# What is required
Copy each line of the records that holds the string "Prof".

^^^^^^^^

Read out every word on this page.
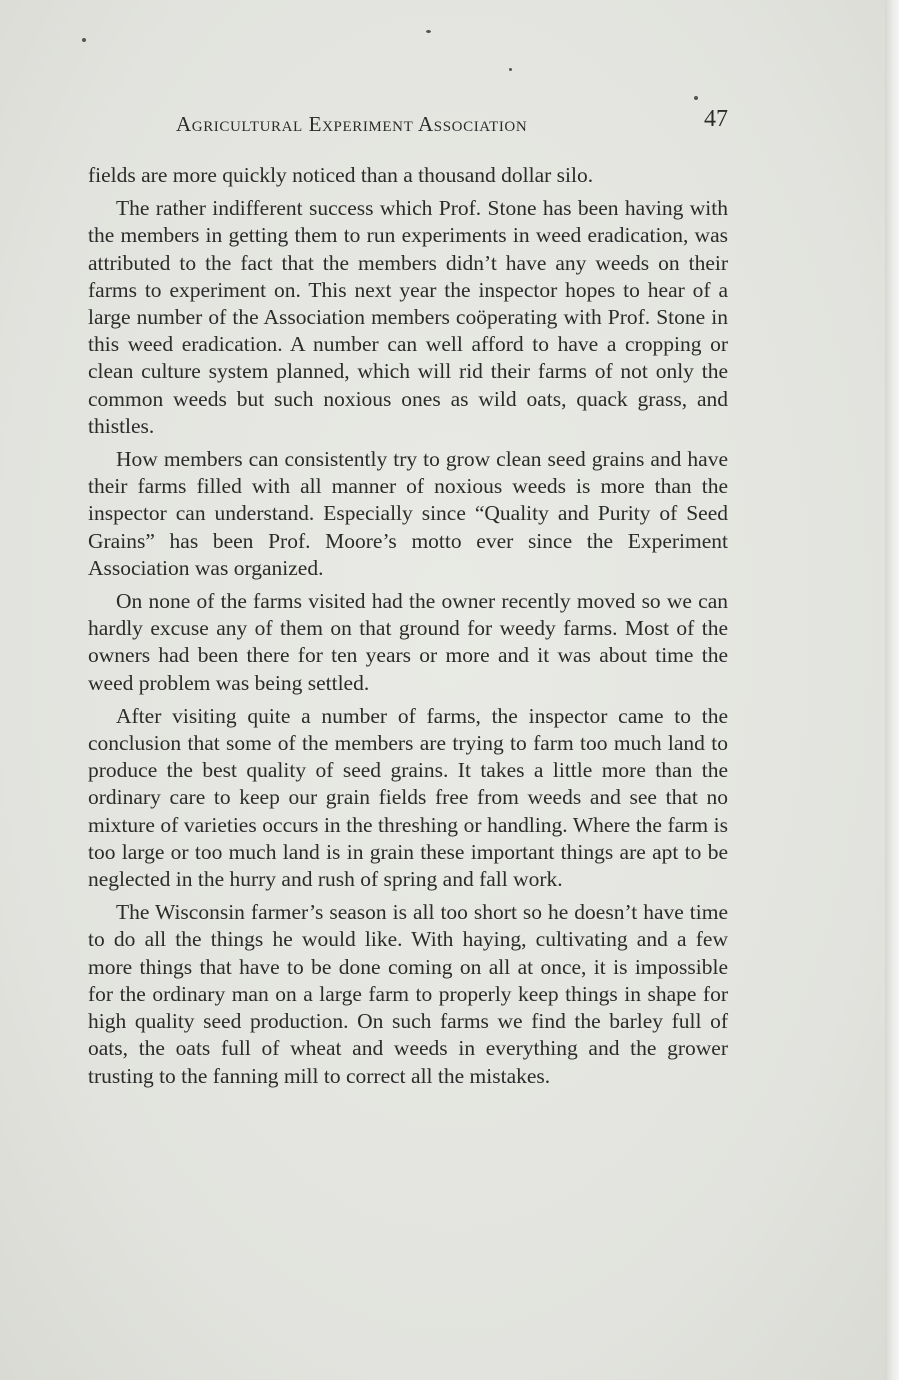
Agricultural Experiment Association	47

fields are more quickly noticed than a thousand dollar silo.

The rather indifferent success which Prof. Stone has been having with the members in getting them to run experiments in weed eradication, was attributed to the fact that the members didn’t have any weeds on their farms to experiment on. This next year the inspector hopes to hear of a large number of the Association members coöperating with Prof. Stone in this weed eradication. A number can well afford to have a cropping or clean culture system planned, which will rid their farms of not only the common weeds but such noxious ones as wild oats, quack grass, and thistles.

How members can consistently try to grow clean seed grains and have their farms filled with all manner of noxious weeds is more than the inspector can understand. Especially since “Quality and Purity of Seed Grains” has been Prof. Moore’s motto ever since the Experiment Association was organized.

On none of the farms visited had the owner recently moved so we can hardly excuse any of them on that ground for weedy farms. Most of the owners had been there for ten years or more and it was about time the weed problem was being settled.

After visiting quite a number of farms, the inspector came to the conclusion that some of the members are trying to farm too much land to produce the best quality of seed grains. It takes a little more than the ordinary care to keep our grain fields free from weeds and see that no mixture of varieties occurs in the threshing or handling. Where the farm is too large or too much land is in grain these important things are apt to be neglected in the hurry and rush of spring and fall work.

The Wisconsin farmer’s season is all too short so he doesn’t have time to do all the things he would like. With haying, cultivating and a few more things that have to be done coming on all at once, it is impossible for the ordinary man on a large farm to properly keep things in shape for high quality seed production. On such farms we find the barley full of oats, the oats full of wheat and weeds in everything and the grower trusting to the fanning mill to correct all the mistakes.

^^^^^^^^

# Output of the exercise
The rather indifferent success which Prof. Stone has been having with the members in getting them to run experiments in weed eradication, was attributed to the fact that the members didn’t have any weeds on their farms to experiment on. This next year the inspector hopes to hear of a large number of the Association members coöperating with Prof. Stone in this weed eradication. A number can well afford to have a cropping or clean culture system planned, which will rid their farms of not only the common weeds but such noxious ones as wild oats, quack grass, and thistles.
How members can consistently try to grow clean seed grains and have their farms filled with all manner of noxious weeds is more than the inspector can understand. Especially since “Quality and Purity of Seed Grains” has been Prof. Moore’s motto ever since the Experiment Association was organized.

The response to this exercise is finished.